DO THIS -> Render the rows below as a two-column CSV with the header text,answer and one CSV line for each row. Put the row's text under text and its answer under answer, each as a single quoted field with line breaks converted to spaces.

RECORDED DATA ->

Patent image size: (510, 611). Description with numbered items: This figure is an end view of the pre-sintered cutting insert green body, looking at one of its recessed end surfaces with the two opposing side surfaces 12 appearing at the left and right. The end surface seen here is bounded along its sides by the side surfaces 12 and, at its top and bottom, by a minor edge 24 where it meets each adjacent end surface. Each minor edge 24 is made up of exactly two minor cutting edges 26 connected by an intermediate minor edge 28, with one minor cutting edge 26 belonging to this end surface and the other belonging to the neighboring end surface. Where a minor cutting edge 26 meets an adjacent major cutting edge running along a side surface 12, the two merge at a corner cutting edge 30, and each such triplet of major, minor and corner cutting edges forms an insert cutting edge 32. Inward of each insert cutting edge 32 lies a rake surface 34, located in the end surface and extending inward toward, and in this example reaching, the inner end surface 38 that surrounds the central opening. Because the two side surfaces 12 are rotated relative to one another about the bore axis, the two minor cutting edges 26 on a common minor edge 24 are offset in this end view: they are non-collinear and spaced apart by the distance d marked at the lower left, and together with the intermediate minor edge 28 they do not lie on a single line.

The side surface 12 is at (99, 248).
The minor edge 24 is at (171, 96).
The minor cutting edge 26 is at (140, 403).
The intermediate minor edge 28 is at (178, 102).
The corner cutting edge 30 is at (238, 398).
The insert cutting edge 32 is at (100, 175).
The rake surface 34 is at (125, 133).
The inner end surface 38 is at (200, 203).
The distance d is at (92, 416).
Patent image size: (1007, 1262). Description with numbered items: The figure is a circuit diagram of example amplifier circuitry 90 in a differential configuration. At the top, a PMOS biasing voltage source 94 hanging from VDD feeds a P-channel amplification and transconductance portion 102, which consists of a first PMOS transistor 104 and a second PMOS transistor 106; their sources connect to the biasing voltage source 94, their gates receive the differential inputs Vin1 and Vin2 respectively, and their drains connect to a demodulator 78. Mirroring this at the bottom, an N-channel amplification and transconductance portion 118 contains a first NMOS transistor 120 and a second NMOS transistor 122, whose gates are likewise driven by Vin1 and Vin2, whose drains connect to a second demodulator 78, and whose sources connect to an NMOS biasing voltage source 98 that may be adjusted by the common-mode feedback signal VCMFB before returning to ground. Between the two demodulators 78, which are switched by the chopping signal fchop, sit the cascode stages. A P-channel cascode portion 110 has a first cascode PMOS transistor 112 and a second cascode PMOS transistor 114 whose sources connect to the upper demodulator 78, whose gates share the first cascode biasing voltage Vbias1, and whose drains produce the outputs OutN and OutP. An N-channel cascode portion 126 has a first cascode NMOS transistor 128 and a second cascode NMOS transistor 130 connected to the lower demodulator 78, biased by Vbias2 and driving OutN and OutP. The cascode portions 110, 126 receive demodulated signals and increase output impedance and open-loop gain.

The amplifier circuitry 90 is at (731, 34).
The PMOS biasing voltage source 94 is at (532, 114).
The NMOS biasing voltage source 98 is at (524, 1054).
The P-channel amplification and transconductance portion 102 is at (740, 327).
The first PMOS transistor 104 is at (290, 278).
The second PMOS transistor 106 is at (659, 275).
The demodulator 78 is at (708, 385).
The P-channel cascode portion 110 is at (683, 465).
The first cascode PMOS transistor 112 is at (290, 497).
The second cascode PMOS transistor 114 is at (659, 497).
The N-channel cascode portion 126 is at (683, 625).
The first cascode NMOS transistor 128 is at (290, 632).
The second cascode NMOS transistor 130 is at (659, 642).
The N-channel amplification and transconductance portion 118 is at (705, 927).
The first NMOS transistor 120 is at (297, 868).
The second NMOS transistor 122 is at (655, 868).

EXERCISE RESULT ->
text,answer
"Patent image size: (510, 611). Description with numbered items: This figure is an end view of the pre-sintered cutting insert green body, looking at one of its recessed end surfaces with the two opposing side surfaces 12 appearing at the left and right. The end surface seen here is bounded along its sides by the side surfaces 12 and, at its top and bottom, by a minor edge 24 where it meets each adjacent end surface. Each minor edge 24 is made up of exactly two minor cutting edges 26 connected by an intermediate minor edge 28, with one minor cutting edge 26 belonging to this end surface and the other belonging to the neighboring end surface. Where a minor cutting edge 26 meets an adjacent major cutting edge running along a side surface 12, the two merge at a corner cutting edge 30, and each such triplet of major, minor and corner cutting edges forms an insert cutting edge 32. Inward of each insert cutting edge 32 lies a rake surface 34, located in the end surface and extending inward toward, and in this example reaching, the inner end surface 38 that surrounds the central opening. Because the two side surfaces 12 are rotated relative to one another about the bore axis, the two minor cutting edges 26 on a common minor edge 24 are offset in this end view: they are non-collinear and spaced apart by the distance d marked at the lower left, and together with the intermediate minor edge 28 they do not lie on a single line.","The side surface 12 is at (99, 248). The minor edge 24 is at (171, 96). The minor cutting edge 26 is at (140, 403). The intermediate minor edge 28 is at (178, 102). The corner cutting edge 30 is at (238, 398). The insert cutting edge 32 is at (100, 175). The rake surface 34 is at (125, 133). The inner end surface 38 is at (200, 203). The distance d is at (92, 416)."
"Patent image size: (1007, 1262). Description with numbered items: The figure is a circuit diagram of example amplifier circuitry 90 in a differential configuration. At the top, a PMOS biasing voltage source 94 hanging from VDD feeds a P-channel amplification and transconductance portion 102, which consists of a first PMOS transistor 104 and a second PMOS transistor 106; their sources connect to the biasing voltage source 94, their gates receive the differential inputs Vin1 and Vin2 respectively, and their drains connect to a demodulator 78. Mirroring this at the bottom, an N-channel amplification and transconductance portion 118 contains a first NMOS transistor 120 and a second NMOS transistor 122, whose gates are likewise driven by Vin1 and Vin2, whose drains connect to a second demodulator 78, and whose sources connect to an NMOS biasing voltage source 98 that may be adjusted by the common-mode feedback signal VCMFB before returning to ground. Between the two demodulators 78, which are switched by the chopping signal fchop, sit the cascode stages. A P-channel cascode portion 110 has a first cascode PMOS transistor 112 and a second cascode PMOS transistor 114 whose sources connect to the upper demodulator 78, whose gates share the first cascode biasing voltage Vbias1, and whose drains produce the outputs OutN and OutP. An N-channel cascode portion 126 has a first cascode NMOS transistor 128 and a second cascode NMOS transistor 130 connected to the lower demodulator 78, biased by Vbias2 and driving OutN and OutP. The cascode portions 110, 126 receive demodulated signals and increase output impedance and open-loop gain.","The amplifier circuitry 90 is at (731, 34). The PMOS biasing voltage source 94 is at (532, 114). The NMOS biasing voltage source 98 is at (524, 1054). The P-channel amplification and transconductance portion 102 is at (740, 327). The first PMOS transistor 104 is at (290, 278). The second PMOS transistor 106 is at (659, 275). The demodulator 78 is at (708, 385). The P-channel cascode portion 110 is at (683, 465). The first cascode PMOS transistor 112 is at (290, 497). The second cascode PMOS transistor 114 is at (659, 497). The N-channel cascode portion 126 is at (683, 625). The first cascode NMOS transistor 128 is at (290, 632). The second cascode NMOS transistor 130 is at (659, 642). The N-channel amplification and transconductance portion 118 is at (705, 927). The first NMOS transistor 120 is at (297, 868). The second NMOS transistor 122 is at (655, 868)."